G42 will work with the Centre for Development of Advanced Computing, better known as C-DAC, on installation, deployment, operation and maintenance. The arrangement is structured around India-defined governance frameworks, with data expected to remain within national jurisdiction. That feature is central to the project’s political and commercial significance, as governments increasingly treat AI compute, data security and model development as strategic infrastructure rather than conventional technology procurement.

Mansoor Al Mansoori described India as “one of the world’s great innovation economies” and said the deployment showed how energy and compute could be converted into “sovereign governed nation-scale intelligence”. The framing reflects a broader shift in AI policy, where countries are seeking local computing capacity to reduce dependence on overseas cloud facilities and ensure sensitive datasets are processed under domestic rules.

The project also gives the UAE a larger role in Asia’s AI infrastructure build-out. G42, backed by Abu Dhabi capital and positioned as a global AI and cloud computing group, has been expanding its footprint through partnerships in data centres, language models, health technology and sovereign cloud systems. Its collaboration with Cerebras Systems has already produced Condor Galaxy installations in the United States, and the India deployment extends that network into one of the world’s fastest-growing digital economies.

Cerebras’ role is equally significant. The CS-3 is built around the company’s third-generation wafer-scale engine, a processor architecture designed for large AI workloads. Each CS-3 system is powered by a chip with about 4 trillion transistors and 900,000 AI-optimised cores, offering a different route to scale from the graphics processing unit clusters that dominate much of the AI market. Cerebras completed a major Nasdaq listing in May 2026 under the ticker CBRS, raising about $5.55 billion and drawing strong investor attention to specialised AI infrastructure.

For India, Condor Galaxy India comes as policymakers are trying to expand domestic compute under the IndiaAI Mission, a ₹10,372 crore programme approved in 2024 to build AI computing capacity, support start-ups, create datasets, finance innovation and develop locally relevant models. The mission initially centred on making 10,000 or more GPUs available through public-private partnerships, with later initiatives aimed at broadening affordable compute access for researchers, start-ups, students, government bodies and smaller enterprises.

The supercomputing cluster is expected to complement that approach by adding exaflop-scale capacity for frontier workloads. Its backers say it will serve both institutions and emerging innovators, potentially reducing barriers for groups that lack access to high-end infrastructure. For universities and research laboratories, such capacity could accelerate work in life sciences, materials research, agriculture and weather modelling. For start-ups, it could improve the ability to train or fine-tune models suited to local languages and sector-specific use cases.

* _Data section_:
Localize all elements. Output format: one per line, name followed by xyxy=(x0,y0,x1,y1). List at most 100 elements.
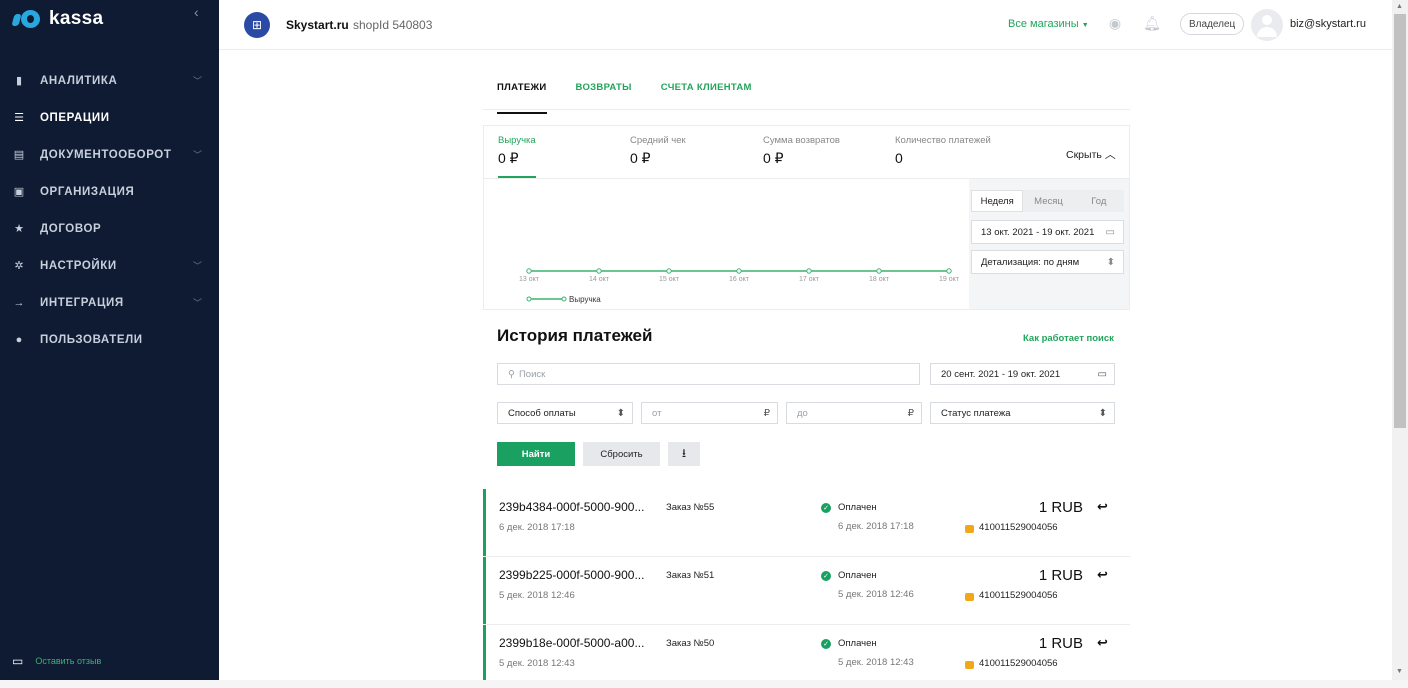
sidebar-item-label: ДОКУМЕНТООБОРОТ xyxy=(40,148,172,161)
refund-icon[interactable]: ↩ xyxy=(1097,567,1108,583)
organization-icon: ▣ xyxy=(13,186,25,198)
status-date: 5 дек. 2018 12:43 xyxy=(838,657,914,668)
payment-row[interactable]: 2399b18e-000f-5000-a00... 5 дек. 2018 12… xyxy=(483,625,1130,688)
app: kassa ‹ ▮ АНАЛИТИКА ﹀ ☰ ОПЕРАЦИИ ▤ ДОКУМ… xyxy=(0,0,1408,688)
x-tick-label: 13 окт xyxy=(519,276,540,283)
stat-refund-sum[interactable]: Сумма возвратов 0 ₽ xyxy=(763,135,840,167)
user-icon: ● xyxy=(15,333,23,346)
x-tick-label: 16 окт xyxy=(729,276,750,283)
sidebar-item-documents[interactable]: ▤ ДОКУМЕНТООБОРОТ ﹀ xyxy=(0,136,219,173)
payment-status: Оплачен xyxy=(838,570,877,581)
amount-from-placeholder: от xyxy=(652,407,662,419)
period-month[interactable]: Месяц xyxy=(1023,190,1074,212)
payment-amount: 1 RUB xyxy=(1038,635,1083,652)
stat-value: 0 ₽ xyxy=(498,150,519,166)
check-icon: ✓ xyxy=(821,639,831,649)
stats-card: Выручка 0 ₽ Средний чек 0 ₽ Сумма возвра… xyxy=(483,125,1130,310)
comment-icon: ▭ xyxy=(12,654,24,668)
wallet-icon xyxy=(965,525,974,533)
stat-payments-count[interactable]: Количество платежей 0 xyxy=(895,135,991,166)
scroll-thumb[interactable] xyxy=(1394,14,1406,428)
sidebar-item-settings[interactable]: ✲ НАСТРОЙКИ ﹀ xyxy=(0,247,219,284)
document-icon: ▤ xyxy=(13,149,25,161)
calendar-icon: ▭ xyxy=(1105,226,1115,238)
chart-date-range[interactable]: 13 окт. 2021 - 19 окт. 2021 ▭ xyxy=(971,220,1124,244)
tabs-divider xyxy=(483,109,1130,110)
gear-icon: ✲ xyxy=(14,260,24,272)
avatar[interactable] xyxy=(1251,9,1283,41)
hide-chart-button[interactable]: Скрыть ︿ xyxy=(1066,146,1116,162)
feedback-link[interactable]: ▭ Оставить отзыв xyxy=(12,654,101,668)
shop-name[interactable]: Skystart.ru xyxy=(286,18,349,32)
refund-icon[interactable]: ↩ xyxy=(1097,499,1108,515)
amount-to-input[interactable]: до ₽ xyxy=(786,402,922,424)
logo[interactable]: kassa xyxy=(11,8,103,30)
payment-amount: 1 RUB xyxy=(1038,499,1083,516)
payment-status-select[interactable]: Статус платежа ⬍ xyxy=(930,402,1115,424)
all-shops-dropdown[interactable]: Все магазины ▼ xyxy=(1008,18,1089,30)
sidebar-item-integration[interactable]: → ИНТЕГРАЦИЯ ﹀ xyxy=(0,284,219,321)
payment-date: 5 дек. 2018 12:43 xyxy=(499,658,575,669)
data-point[interactable] xyxy=(946,268,952,274)
status-date: 6 дек. 2018 17:18 xyxy=(838,521,914,532)
chevron-down-icon: ﹀ xyxy=(193,150,203,160)
check-icon: ✓ xyxy=(821,571,831,581)
page-scrollbar[interactable]: ▲ ▼ xyxy=(1392,0,1408,680)
data-point[interactable] xyxy=(526,268,532,274)
search-input[interactable]: ⚲ Поиск xyxy=(497,363,920,385)
scroll-down-icon[interactable]: ▼ xyxy=(1396,668,1403,675)
stat-caption: Средний чек xyxy=(630,135,686,146)
sidebar-item-operations[interactable]: ☰ ОПЕРАЦИИ xyxy=(0,99,219,136)
sidebar-item-label: АНАЛИТИКА xyxy=(40,74,118,87)
payment-method-label: Способ оплаты xyxy=(508,407,576,419)
payment-account: 410011529004056 xyxy=(979,590,1058,601)
sidebar-item-contract[interactable]: ★ ДОГОВОР xyxy=(0,210,219,247)
collapse-sidebar-icon[interactable]: ‹ xyxy=(194,4,199,20)
bottom-strip xyxy=(0,680,1408,688)
stat-value: 0 xyxy=(895,150,903,166)
payment-id[interactable]: 2399b18e-000f-5000-a00... xyxy=(499,636,644,650)
payment-row[interactable]: 239b4384-000f-5000-900... 6 дек. 2018 17… xyxy=(483,489,1130,557)
sidebar-item-label: ОПЕРАЦИИ xyxy=(40,111,110,124)
stat-revenue[interactable]: Выручка 0 ₽ xyxy=(498,135,536,167)
stat-average-check[interactable]: Средний чек 0 ₽ xyxy=(630,135,686,167)
row-status-bar xyxy=(483,557,486,624)
sidebar-item-label: ОРГАНИЗАЦИЯ xyxy=(40,185,135,198)
bell-icon[interactable]: 🔔︎ xyxy=(1143,15,1161,33)
detail-select[interactable]: Детализация: по дням ⬍ xyxy=(971,250,1124,274)
payment-id[interactable]: 2399b225-000f-5000-900... xyxy=(499,568,644,582)
find-button[interactable]: Найти xyxy=(497,442,575,466)
legend-label: Выручка xyxy=(569,295,601,304)
data-point[interactable] xyxy=(736,268,742,274)
reset-button[interactable]: Сбросить xyxy=(583,442,660,466)
payment-row[interactable]: 2399b225-000f-5000-900... 5 дек. 2018 12… xyxy=(483,557,1130,625)
sidebar-item-users[interactable]: ● ПОЛЬЗОВАТЕЛИ xyxy=(0,321,219,358)
star-icon: ★ xyxy=(14,223,24,235)
user-email[interactable]: biz@skystart.ru xyxy=(1290,18,1366,30)
sidebar-nav: ▮ АНАЛИТИКА ﹀ ☰ ОПЕРАЦИИ ▤ ДОКУМЕНТООБОР… xyxy=(0,62,219,358)
history-date-range-value: 20 сент. 2021 - 19 окт. 2021 xyxy=(941,368,1061,380)
data-point[interactable] xyxy=(596,268,602,274)
refund-icon[interactable]: ↩ xyxy=(1097,635,1108,651)
data-point[interactable] xyxy=(806,268,812,274)
support-icon[interactable]: ◉ xyxy=(1106,15,1124,33)
history-title: История платежей xyxy=(497,326,653,345)
amount-from-input[interactable]: от ₽ xyxy=(641,402,778,424)
data-point[interactable] xyxy=(666,268,672,274)
period-week[interactable]: Неделя xyxy=(971,190,1024,212)
legend-swatch-point xyxy=(526,296,532,302)
sidebar-item-organization[interactable]: ▣ ОРГАНИЗАЦИЯ xyxy=(0,173,219,210)
x-tick-label: 19 окт xyxy=(939,276,960,283)
how-search-works-link[interactable]: Как работает поиск xyxy=(1023,333,1114,344)
download-icon[interactable]: ⭳ xyxy=(668,442,700,466)
sidebar-item-analytics[interactable]: ▮ АНАЛИТИКА ﹀ xyxy=(0,62,219,99)
history-date-range[interactable]: 20 сент. 2021 - 19 окт. 2021 ▭ xyxy=(930,363,1115,385)
status-date: 5 дек. 2018 12:46 xyxy=(838,589,914,600)
data-point[interactable] xyxy=(876,268,882,274)
period-year[interactable]: Год xyxy=(1073,190,1124,212)
scroll-up-icon[interactable]: ▲ xyxy=(1396,3,1403,10)
stat-value: 0 ₽ xyxy=(763,150,784,166)
payment-id[interactable]: 239b4384-000f-5000-900... xyxy=(499,500,644,514)
payment-method-select[interactable]: Способ оплаты ⬍ xyxy=(497,402,633,424)
arrow-right-icon: → xyxy=(13,296,25,309)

* _Exercise 1_: Condense the paragraph beginning "Cerebras’ role is equally significant" in the Condor Galaxy India text into a short bulleted list of its main facts.
* _Exercise 2_: Reproduce the passage of the Condor Galaxy India text from "For India, Condor" to "and smaller enterprises.", substituting "officials" for "policymakers".
* _Exercise 3_: According to the Condor Galaxy India text, why are countries seeking local computing capacity for AI?

* _Final answer 1_:
- Cerebras' CS-3 is built around the company's third-generation wafer-scale engine, a processor architecture designed for large AI workloads.
- Each CS-3 system runs on a chip with about 4 trillion transistors and 900,000 AI-optimized cores.
- This offers a different route to scale from the GPU clusters that dominate much of the AI market.
- In May 2026, Cerebras completed a major Nasdaq listing under the ticker CBRS. The listing raised about $5.55 billion and drew strong investor attention to specialized AI infrastructure.

* _Final answer 2_:
For India, Condor Galaxy India comes as officials are trying to expand domestic compute under the IndiaAI Mission, a ₹10,372 crore programme approved in 2024 to build AI computing capacity, support start-ups, create datasets, finance innovation and develop locally relevant models. The mission initially centred on making 10,000 or more GPUs available through public-private partnerships, with later initiatives aimed at broadening affordable compute access for researchers, start-ups, students, government bodies and smaller enterprises.

* _Final answer 3_: Countries want to reduce their dependence on overseas cloud facilities. They also want sensitive datasets to be processed under domestic rules.